- Exercise aim
Reproduce the data verbatim, from the first line through the line containing "reactions-label: Reactions [606,527,648,537]", with both of those lines included.

— START —

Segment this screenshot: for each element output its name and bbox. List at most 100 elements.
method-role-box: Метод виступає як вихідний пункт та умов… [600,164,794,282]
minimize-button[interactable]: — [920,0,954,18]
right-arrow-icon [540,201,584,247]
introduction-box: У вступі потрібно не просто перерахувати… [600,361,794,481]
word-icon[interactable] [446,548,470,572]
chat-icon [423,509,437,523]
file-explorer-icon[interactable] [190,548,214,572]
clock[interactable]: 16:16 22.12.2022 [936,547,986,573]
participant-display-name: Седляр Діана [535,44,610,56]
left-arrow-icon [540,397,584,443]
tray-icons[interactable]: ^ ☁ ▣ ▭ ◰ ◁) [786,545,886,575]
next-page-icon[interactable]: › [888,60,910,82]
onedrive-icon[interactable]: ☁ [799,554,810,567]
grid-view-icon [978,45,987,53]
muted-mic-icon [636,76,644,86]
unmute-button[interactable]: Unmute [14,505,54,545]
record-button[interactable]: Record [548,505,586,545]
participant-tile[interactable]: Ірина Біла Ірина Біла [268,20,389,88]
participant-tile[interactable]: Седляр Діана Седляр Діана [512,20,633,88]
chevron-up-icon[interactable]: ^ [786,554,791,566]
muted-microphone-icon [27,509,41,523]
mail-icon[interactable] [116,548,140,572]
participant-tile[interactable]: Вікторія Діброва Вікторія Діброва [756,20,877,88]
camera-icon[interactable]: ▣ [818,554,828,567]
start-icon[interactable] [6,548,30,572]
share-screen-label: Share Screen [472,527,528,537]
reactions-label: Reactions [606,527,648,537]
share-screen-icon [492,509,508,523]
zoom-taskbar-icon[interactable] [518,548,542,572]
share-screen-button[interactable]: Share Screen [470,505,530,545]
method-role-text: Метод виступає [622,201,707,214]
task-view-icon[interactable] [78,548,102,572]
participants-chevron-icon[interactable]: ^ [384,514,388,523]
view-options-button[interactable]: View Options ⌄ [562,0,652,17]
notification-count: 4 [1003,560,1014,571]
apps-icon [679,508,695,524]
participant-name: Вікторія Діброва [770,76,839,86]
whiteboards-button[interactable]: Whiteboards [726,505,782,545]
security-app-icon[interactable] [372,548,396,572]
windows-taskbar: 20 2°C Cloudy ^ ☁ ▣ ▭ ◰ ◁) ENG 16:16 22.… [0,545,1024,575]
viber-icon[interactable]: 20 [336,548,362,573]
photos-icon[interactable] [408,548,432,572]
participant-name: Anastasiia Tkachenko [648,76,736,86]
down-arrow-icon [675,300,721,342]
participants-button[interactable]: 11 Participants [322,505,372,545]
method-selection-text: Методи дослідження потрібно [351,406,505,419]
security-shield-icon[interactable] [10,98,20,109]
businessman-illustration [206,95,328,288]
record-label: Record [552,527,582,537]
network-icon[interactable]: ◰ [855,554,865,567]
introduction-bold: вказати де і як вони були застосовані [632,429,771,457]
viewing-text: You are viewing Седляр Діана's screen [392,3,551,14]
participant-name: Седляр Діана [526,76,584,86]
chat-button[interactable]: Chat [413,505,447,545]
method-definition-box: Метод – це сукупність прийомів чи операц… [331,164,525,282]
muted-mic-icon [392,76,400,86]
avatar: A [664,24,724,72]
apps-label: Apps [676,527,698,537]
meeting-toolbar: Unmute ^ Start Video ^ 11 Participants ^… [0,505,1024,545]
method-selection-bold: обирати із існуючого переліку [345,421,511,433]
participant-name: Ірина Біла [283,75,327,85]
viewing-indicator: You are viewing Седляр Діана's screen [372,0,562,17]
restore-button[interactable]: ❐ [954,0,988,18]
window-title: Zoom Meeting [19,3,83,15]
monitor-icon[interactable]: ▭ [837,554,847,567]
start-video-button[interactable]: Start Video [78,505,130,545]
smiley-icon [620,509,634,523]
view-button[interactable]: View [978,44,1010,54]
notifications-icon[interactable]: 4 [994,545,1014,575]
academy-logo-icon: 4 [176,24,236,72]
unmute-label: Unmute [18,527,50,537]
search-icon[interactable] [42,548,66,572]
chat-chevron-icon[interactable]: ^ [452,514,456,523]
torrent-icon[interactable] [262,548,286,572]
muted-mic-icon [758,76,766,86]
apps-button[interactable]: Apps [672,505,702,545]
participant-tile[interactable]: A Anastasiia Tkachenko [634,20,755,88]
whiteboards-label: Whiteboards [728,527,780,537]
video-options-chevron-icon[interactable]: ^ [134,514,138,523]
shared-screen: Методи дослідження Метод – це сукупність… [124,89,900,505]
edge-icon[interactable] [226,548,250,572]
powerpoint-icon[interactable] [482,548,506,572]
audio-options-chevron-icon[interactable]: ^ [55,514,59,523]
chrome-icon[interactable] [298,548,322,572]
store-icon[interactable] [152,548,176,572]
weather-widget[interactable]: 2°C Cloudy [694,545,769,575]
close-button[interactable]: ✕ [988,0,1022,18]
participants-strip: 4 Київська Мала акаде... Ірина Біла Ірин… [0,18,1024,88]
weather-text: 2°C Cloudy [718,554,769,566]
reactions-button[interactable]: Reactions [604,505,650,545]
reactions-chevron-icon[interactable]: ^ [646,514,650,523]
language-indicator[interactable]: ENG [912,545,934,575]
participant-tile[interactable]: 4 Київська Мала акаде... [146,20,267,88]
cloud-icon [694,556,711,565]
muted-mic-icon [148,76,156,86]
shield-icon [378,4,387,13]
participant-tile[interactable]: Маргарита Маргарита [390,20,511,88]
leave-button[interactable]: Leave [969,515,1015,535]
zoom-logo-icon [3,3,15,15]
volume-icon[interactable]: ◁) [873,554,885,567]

— END —

- Exercise response
Segment this screenshot: for each element output its name and bbox. List at most 100 elements.
method-role-box: Метод виступає як вихідний пункт та умов… [600,164,794,282]
minimize-button[interactable]: — [920,0,954,18]
right-arrow-icon [540,201,584,247]
introduction-box: У вступі потрібно не просто перерахувати… [600,361,794,481]
word-icon[interactable] [446,548,470,572]
chat-icon [423,509,437,523]
file-explorer-icon[interactable] [190,548,214,572]
clock[interactable]: 16:16 22.12.2022 [936,547,986,573]
participant-display-name: Седляр Діана [535,44,610,56]
left-arrow-icon [540,397,584,443]
tray-icons[interactable]: ^ ☁ ▣ ▭ ◰ ◁) [786,545,886,575]
next-page-icon[interactable]: › [888,60,910,82]
onedrive-icon[interactable]: ☁ [799,554,810,567]
grid-view-icon [978,45,987,53]
muted-mic-icon [636,76,644,86]
unmute-button[interactable]: Unmute [14,505,54,545]
record-button[interactable]: Record [548,505,586,545]
participant-tile[interactable]: Ірина Біла Ірина Біла [268,20,389,88]
participant-tile[interactable]: Седляр Діана Седляр Діана [512,20,633,88]
chevron-up-icon[interactable]: ^ [786,554,791,566]
muted-microphone-icon [27,509,41,523]
mail-icon[interactable] [116,548,140,572]
participant-tile[interactable]: Вікторія Діброва Вікторія Діброва [756,20,877,88]
camera-icon[interactable]: ▣ [818,554,828,567]
start-icon[interactable] [6,548,30,572]
share-screen-label: Share Screen [472,527,528,537]
reactions-label: Reactions [606,527,648,537]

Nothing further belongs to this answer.